(begin)

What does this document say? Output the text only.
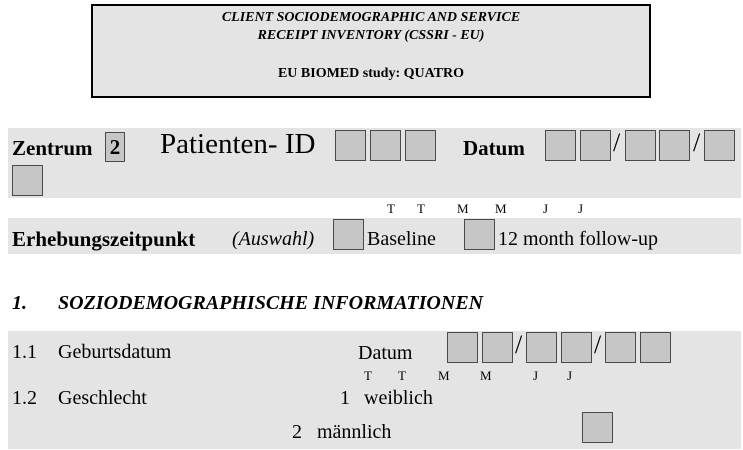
CLIENT SOCIODEMOGRAPHIC AND SERVICE
RECEIPT INVENTORY (CSSRI - EU)
EU BIOMED study: QUATRO
Zentrum 2 Patienten- ID	Datum	/	/
T T M M	J J
Erhebungszeitpunkt (Auswahl)	Baseline	12 month follow-up
1. SOZIODEMOGRAPHISCHE INFORMATIONEN
1.1 Geburtsdatum	Datum	/	/
T T M M	J J
1.2 Geschlecht	1 weiblich
2 männlich
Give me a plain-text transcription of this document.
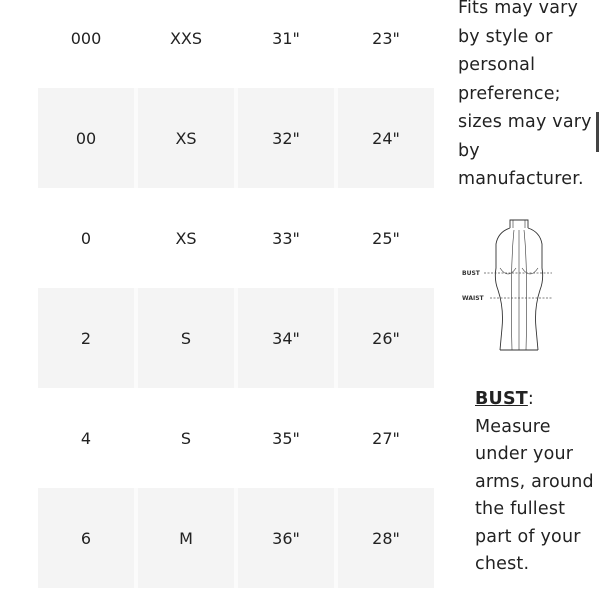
000	XXS	31"	23"
00	XS	32"	24"
0	XS	33"	25"
2	S	34"	26"
4	S	35"	27"
6	M	36"	28"
Fits may vary
by style or
personal
preference;
sizes may vary
by
manufacturer.
BUST
WAIST
BUST: Measure under your arms, around the fullest part of your chest.
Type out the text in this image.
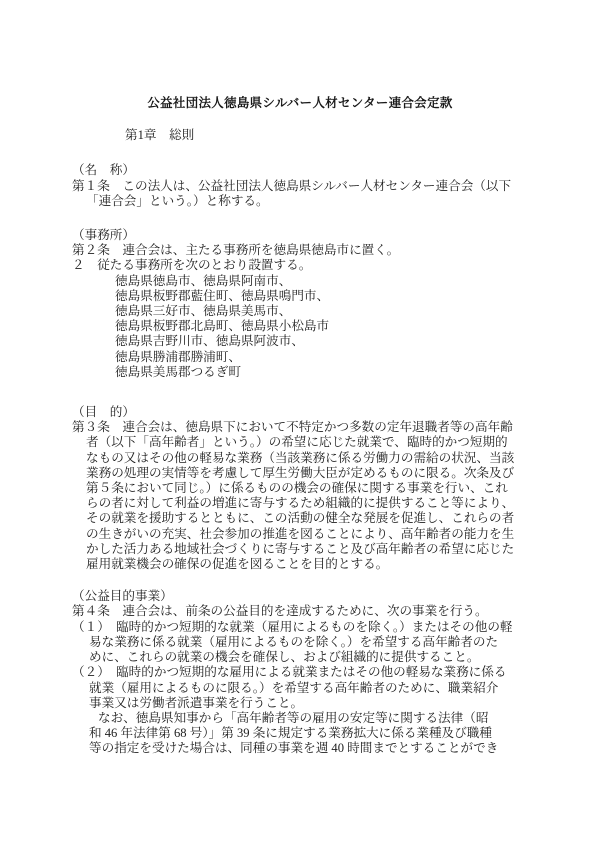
公益社団法人徳島県シルバー人材センター連合会定款
第1章　総則
（名　称）
第１条　この法人は、公益社団法人徳島県シルバー人材センター連合会（以下
「連合会」という。）と称する。
（事務所）
第２条　連合会は、主たる事務所を徳島県徳島市に置く。
２　従たる事務所を次のとおり設置する。
徳島県徳島市、徳島県阿南市、
徳島県板野郡藍住町、徳島県鳴門市、
徳島県三好市、徳島県美馬市、
徳島県板野郡北島町、徳島県小松島市
徳島県吉野川市、徳島県阿波市、
徳島県勝浦郡勝浦町、
徳島県美馬郡つるぎ町
（目　的）
第３条　連合会は、徳島県下において不特定かつ多数の定年退職者等の高年齢
者（以下「高年齢者」という。）の希望に応じた就業で、臨時的かつ短期的
なもの又はその他の軽易な業務（当該業務に係る労働力の需給の状況、当該
業務の処理の実情等を考慮して厚生労働大臣が定めるものに限る。次条及び
第５条において同じ。）に係るものの機会の確保に関する事業を行い、これ
らの者に対して利益の増進に寄与するため組織的に提供すること等により、
その就業を援助するとともに、この活動の健全な発展を促進し、これらの者
の生きがいの充実、社会参加の推進を図ることにより、高年齢者の能力を生
かした活力ある地域社会づくりに寄与すること及び高年齢者の希望に応じた
雇用就業機会の確保の促進を図ることを目的とする。
（公益目的事業）
第４条　連合会は、前条の公益目的を達成するために、次の事業を行う。
（１）　臨時的かつ短期的な就業（雇用によるものを除く。）またはその他の軽
易な業務に係る就業（雇用によるものを除く。）を希望する高年齢者のた
めに、これらの就業の機会を確保し、および組織的に提供すること。
（２）　臨時的かつ短期的な雇用による就業またはその他の軽易な業務に係る
就業（雇用によるものに限る。）を希望する高年齢者のために、職業紹介
事業又は労働者派遣事業を行うこと。
なお、徳島県知事から「高年齢者等の雇用の安定等に関する法律（昭
和 46 年法律第 68 号）」第 39 条に規定する業務拡大に係る業種及び職種
等の指定を受けた場合は、同種の事業を週 40 時間までとすることができ
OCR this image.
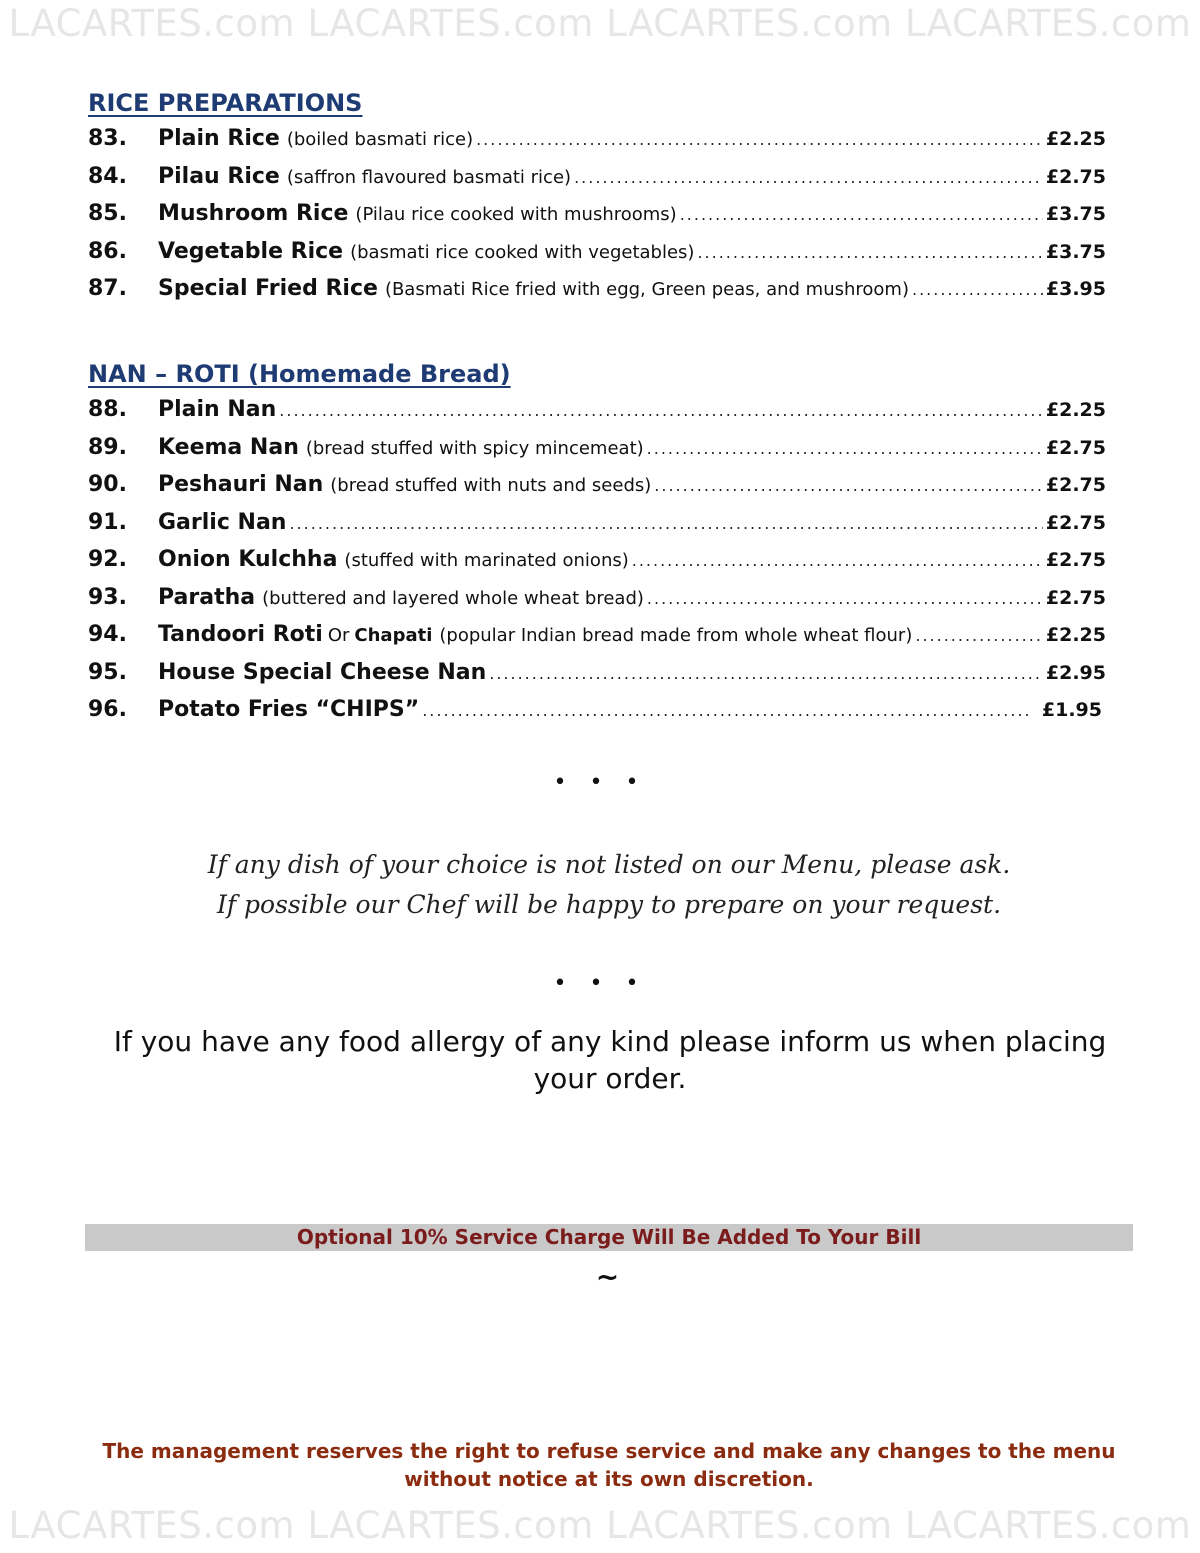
LACARTES.com LACARTES.com LACARTES.com LACARTES.com
RICE PREPARATIONS
83.	Plain Rice (boiled basmati rice) .....	£2.25
84.	Pilau Rice (saffron flavoured basmati rice) .....	£2.75
85.	Mushroom Rice (Pilau rice cooked with mushrooms) .....	£3.75
86.	Vegetable Rice (basmati rice cooked with vegetables) .....	£3.75
87.	Special Fried Rice (Basmati Rice fried with egg, Green peas, and mushroom) .....	£3.95
NAN – ROTI (Homemade Bread)
88.	Plain Nan .....	£2.25
89.	Keema Nan (bread stuffed with spicy mincemeat) .....	£2.75
90.	Peshauri Nan (bread stuffed with nuts and seeds) .....	£2.75
91.	Garlic Nan .....	£2.75
92.	Onion Kulchha (stuffed with marinated onions) .....	£2.75
93.	Paratha (buttered and layered whole wheat bread) .....	£2.75
94.	Tandoori Roti Or Chapati (popular Indian bread made from whole wheat flour) .....	£2.25
95.	House Special Cheese Nan .....	£2.95
96.	Potato Fries “CHIPS” .....	£1.95
• • •
If any dish of your choice is not listed on our Menu, please ask.
If possible our Chef will be happy to prepare on your request.
• • •
If you have any food allergy of any kind please inform us when placing your order.
Optional 10% Service Charge Will Be Added To Your Bill
~
The management reserves the right to refuse service and make any changes to the menu
without notice at its own discretion.
LACARTES.com LACARTES.com LACARTES.com LACARTES.com
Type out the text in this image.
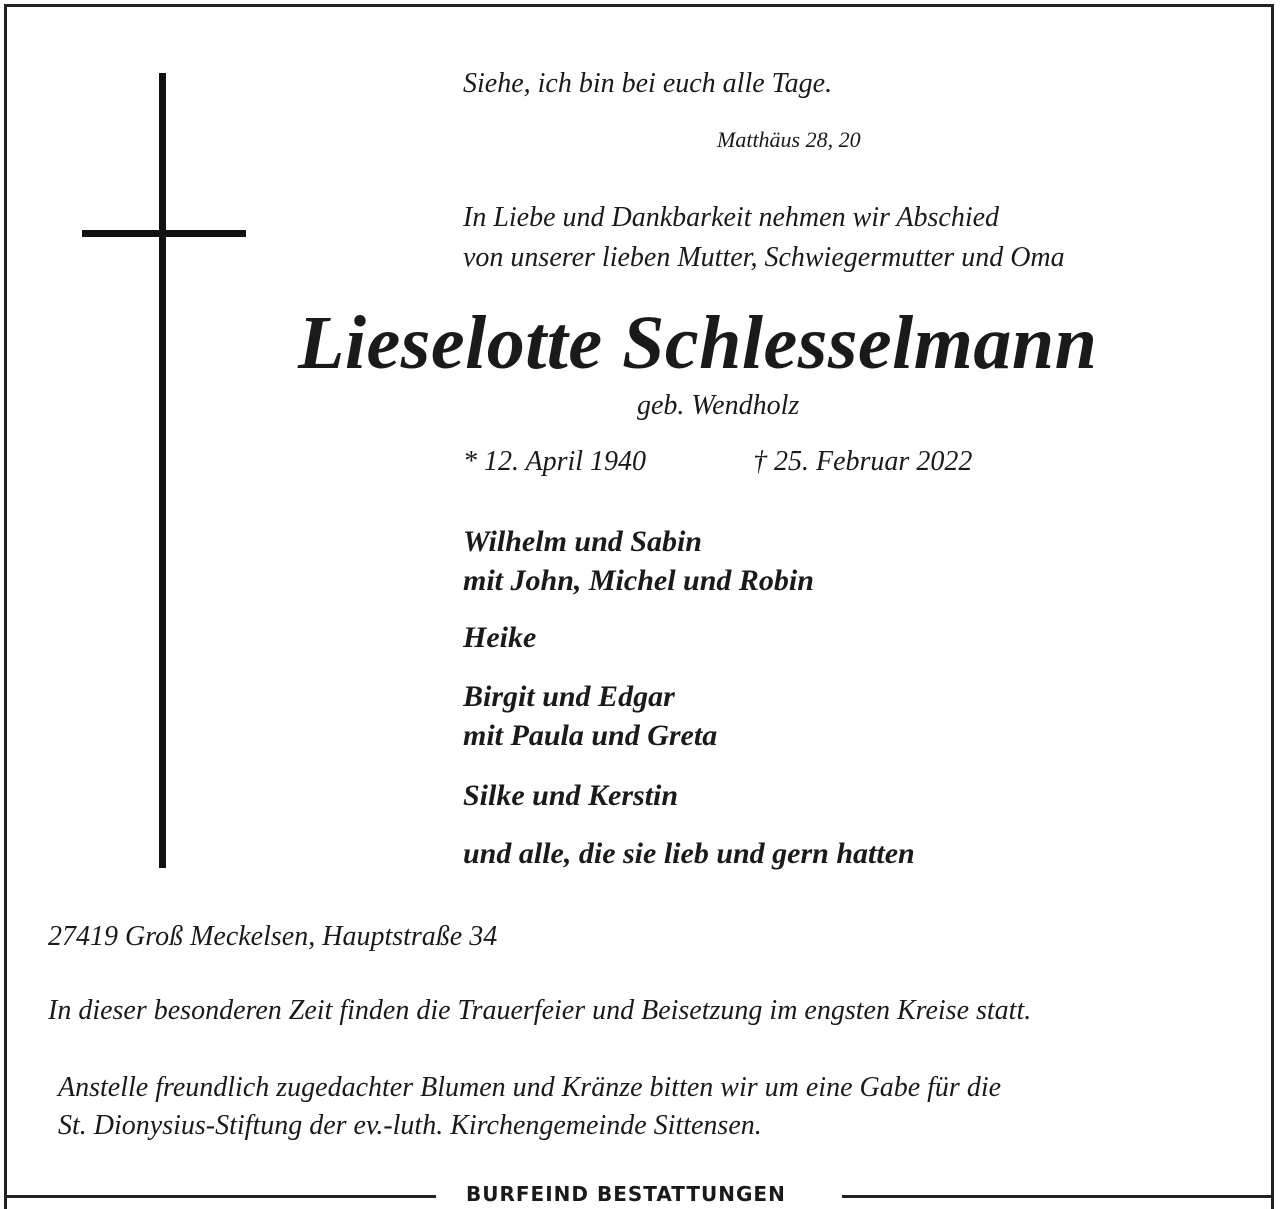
Siehe, ich bin bei euch alle Tage.
Matthäus 28, 20
In Liebe und Dankbarkeit nehmen wir Abschied
von unserer lieben Mutter, Schwiegermutter und Oma
Lieselotte Schlesselmann
geb. Wendholz
* 12. April 1940	† 25. Februar 2022
Wilhelm und Sabin
mit John, Michel und Robin
Heike
Birgit und Edgar
mit Paula und Greta
Silke und Kerstin
und alle, die sie lieb und gern hatten
27419 Groß Meckelsen, Hauptstraße 34
In dieser besonderen Zeit finden die Trauerfeier und Beisetzung im engsten Kreise statt.
Anstelle freundlich zugedachter Blumen und Kränze bitten wir um eine Gabe für die
St. Dionysius-Stiftung der ev.-luth. Kirchengemeinde Sittensen.
BURFEIND BESTATTUNGEN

(end)

PROBLEM REQUIREMENTS —
Repeat the records above verbatim, with no pictures in the result.

ANSWER TO THIS EXERCISE —
What does this document say? Output the text only.
CLIENT SOCIODEMOGRAPHIC AND SERVICE
RECEIPT INVENTORY (CSSRI - EU)
EU BIOMED study: QUATRO
Zentrum 2 Patienten- ID	Datum	/	/
T T M M	J J
Erhebungszeitpunkt (Auswahl)	Baseline	12 month follow-up
1. SOZIODEMOGRAPHISCHE INFORMATIONEN
1.1 Geburtsdatum	Datum	/	/
T T M M	J J
1.2 Geschlecht	1 weiblich
2 männlich
Give me a plain-text transcription of this document.
000	XXS	31"	23"
00	XS	32"	24"
0	XS	33"	25"
2	S	34"	26"
4	S	35"	27"
6	M	36"	28"
Fits may vary
by style or
personal
preference;
sizes may vary
by
manufacturer.
BUST
WAIST
BUST: Measure under your arms, around the fullest part of your chest.
Type out the text in this image.
公益社団法人徳島県シルバー人材センター連合会定款
第1章　総則
（名　称）
第１条　この法人は、公益社団法人徳島県シルバー人材センター連合会（以下
「連合会」という。）と称する。
（事務所）
第２条　連合会は、主たる事務所を徳島県徳島市に置く。
２　従たる事務所を次のとおり設置する。
徳島県徳島市、徳島県阿南市、
徳島県板野郡藍住町、徳島県鳴門市、
徳島県三好市、徳島県美馬市、
徳島県板野郡北島町、徳島県小松島市
徳島県吉野川市、徳島県阿波市、
徳島県勝浦郡勝浦町、
徳島県美馬郡つるぎ町
（目　的）
第３条　連合会は、徳島県下において不特定かつ多数の定年退職者等の高年齢
者（以下「高年齢者」という。）の希望に応じた就業で、臨時的かつ短期的
なもの又はその他の軽易な業務（当該業務に係る労働力の需給の状況、当該
業務の処理の実情等を考慮して厚生労働大臣が定めるものに限る。次条及び
第５条において同じ。）に係るものの機会の確保に関する事業を行い、これ
らの者に対して利益の増進に寄与するため組織的に提供すること等により、
その就業を援助するとともに、この活動の健全な発展を促進し、これらの者
の生きがいの充実、社会参加の推進を図ることにより、高年齢者の能力を生
かした活力ある地域社会づくりに寄与すること及び高年齢者の希望に応じた
雇用就業機会の確保の促進を図ることを目的とする。
（公益目的事業）
第４条　連合会は、前条の公益目的を達成するために、次の事業を行う。
（１）　臨時的かつ短期的な就業（雇用によるものを除く。）またはその他の軽
易な業務に係る就業（雇用によるものを除く。）を希望する高年齢者のた
めに、これらの就業の機会を確保し、および組織的に提供すること。
（２）　臨時的かつ短期的な雇用による就業またはその他の軽易な業務に係る
就業（雇用によるものに限る。）を希望する高年齢者のために、職業紹介
事業又は労働者派遣事業を行うこと。
なお、徳島県知事から「高年齢者等の雇用の安定等に関する法律（昭
和 46 年法律第 68 号）」第 39 条に規定する業務拡大に係る業種及び職種
等の指定を受けた場合は、同種の事業を週 40 時間までとすることができ
OCR this image.
LACARTES.com LACARTES.com LACARTES.com LACARTES.com
RICE PREPARATIONS
83.	Plain Rice (boiled basmati rice) .....	£2.25
84.	Pilau Rice (saffron flavoured basmati rice) .....	£2.75
85.	Mushroom Rice (Pilau rice cooked with mushrooms) .....	£3.75
86.	Vegetable Rice (basmati rice cooked with vegetables) .....	£3.75
87.	Special Fried Rice (Basmati Rice fried with egg, Green peas, and mushroom) .....	£3.95
NAN – ROTI (Homemade Bread)
88.	Plain Nan .....	£2.25
89.	Keema Nan (bread stuffed with spicy mincemeat) .....	£2.75
90.	Peshauri Nan (bread stuffed with nuts and seeds) .....	£2.75
91.	Garlic Nan .....	£2.75
92.	Onion Kulchha (stuffed with marinated onions) .....	£2.75
93.	Paratha (buttered and layered whole wheat bread) .....	£2.75
94.	Tandoori Roti Or Chapati (popular Indian bread made from whole wheat flour) .....	£2.25
95.	House Special Cheese Nan .....	£2.95
96.	Potato Fries “CHIPS” .....	£1.95
• • •
If any dish of your choice is not listed on our Menu, please ask.
If possible our Chef will be happy to prepare on your request.
• • •
If you have any food allergy of any kind please inform us when placing your order.
Optional 10% Service Charge Will Be Added To Your Bill
~
The management reserves the right to refuse service and make any changes to the menu
without notice at its own discretion.
LACARTES.com LACARTES.com LACARTES.com LACARTES.com
Type out the text in this image.
Siehe, ich bin bei euch alle Tage.
Matthäus 28, 20
In Liebe und Dankbarkeit nehmen wir Abschied
von unserer lieben Mutter, Schwiegermutter und Oma
Lieselotte Schlesselmann
geb. Wendholz
* 12. April 1940	† 25. Februar 2022
Wilhelm und Sabin
mit John, Michel und Robin
Heike
Birgit und Edgar
mit Paula und Greta
Silke und Kerstin
und alle, die sie lieb und gern hatten
27419 Groß Meckelsen, Hauptstraße 34
In dieser besonderen Zeit finden die Trauerfeier und Beisetzung im engsten Kreise statt.
Anstelle freundlich zugedachter Blumen und Kränze bitten wir um eine Gabe für die
St. Dionysius-Stiftung der ev.-luth. Kirchengemeinde Sittensen.
BURFEIND BESTATTUNGEN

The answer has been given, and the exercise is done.